Records from a data collection:
++++++++

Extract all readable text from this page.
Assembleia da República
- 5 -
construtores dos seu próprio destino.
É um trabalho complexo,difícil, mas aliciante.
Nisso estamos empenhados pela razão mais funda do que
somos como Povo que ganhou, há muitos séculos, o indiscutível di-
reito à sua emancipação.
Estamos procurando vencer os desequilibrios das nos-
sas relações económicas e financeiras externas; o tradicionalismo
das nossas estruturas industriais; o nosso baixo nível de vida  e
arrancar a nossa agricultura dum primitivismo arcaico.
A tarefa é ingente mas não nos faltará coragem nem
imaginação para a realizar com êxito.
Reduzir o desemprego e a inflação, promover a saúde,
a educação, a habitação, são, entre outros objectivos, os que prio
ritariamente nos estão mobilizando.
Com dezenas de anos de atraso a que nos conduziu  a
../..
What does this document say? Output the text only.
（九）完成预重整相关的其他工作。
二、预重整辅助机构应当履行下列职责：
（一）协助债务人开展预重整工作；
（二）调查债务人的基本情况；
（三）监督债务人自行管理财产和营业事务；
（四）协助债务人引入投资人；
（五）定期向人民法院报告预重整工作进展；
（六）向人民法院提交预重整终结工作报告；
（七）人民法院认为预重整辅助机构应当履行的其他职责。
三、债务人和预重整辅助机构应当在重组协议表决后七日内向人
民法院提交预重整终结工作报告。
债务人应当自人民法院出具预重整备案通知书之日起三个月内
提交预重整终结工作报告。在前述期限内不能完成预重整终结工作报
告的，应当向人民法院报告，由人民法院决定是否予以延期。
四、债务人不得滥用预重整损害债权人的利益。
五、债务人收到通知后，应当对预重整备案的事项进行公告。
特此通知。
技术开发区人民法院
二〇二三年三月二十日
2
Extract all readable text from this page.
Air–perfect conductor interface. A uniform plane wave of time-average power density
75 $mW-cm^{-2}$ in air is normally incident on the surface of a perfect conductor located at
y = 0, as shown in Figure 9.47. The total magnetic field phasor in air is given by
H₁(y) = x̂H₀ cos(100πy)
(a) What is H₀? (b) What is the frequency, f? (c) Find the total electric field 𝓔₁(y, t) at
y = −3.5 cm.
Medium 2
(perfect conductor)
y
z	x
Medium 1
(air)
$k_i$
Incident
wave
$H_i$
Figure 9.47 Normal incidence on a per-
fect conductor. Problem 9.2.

++++++++

Exercise objective: Look through the entries and return every line where "What" appears.

Answer to this task:
What does this document say? Output the text only.
(a) What is H₀? (b) What is the frequency, f? (c) Find the total electric field 𝓔₁(y, t) at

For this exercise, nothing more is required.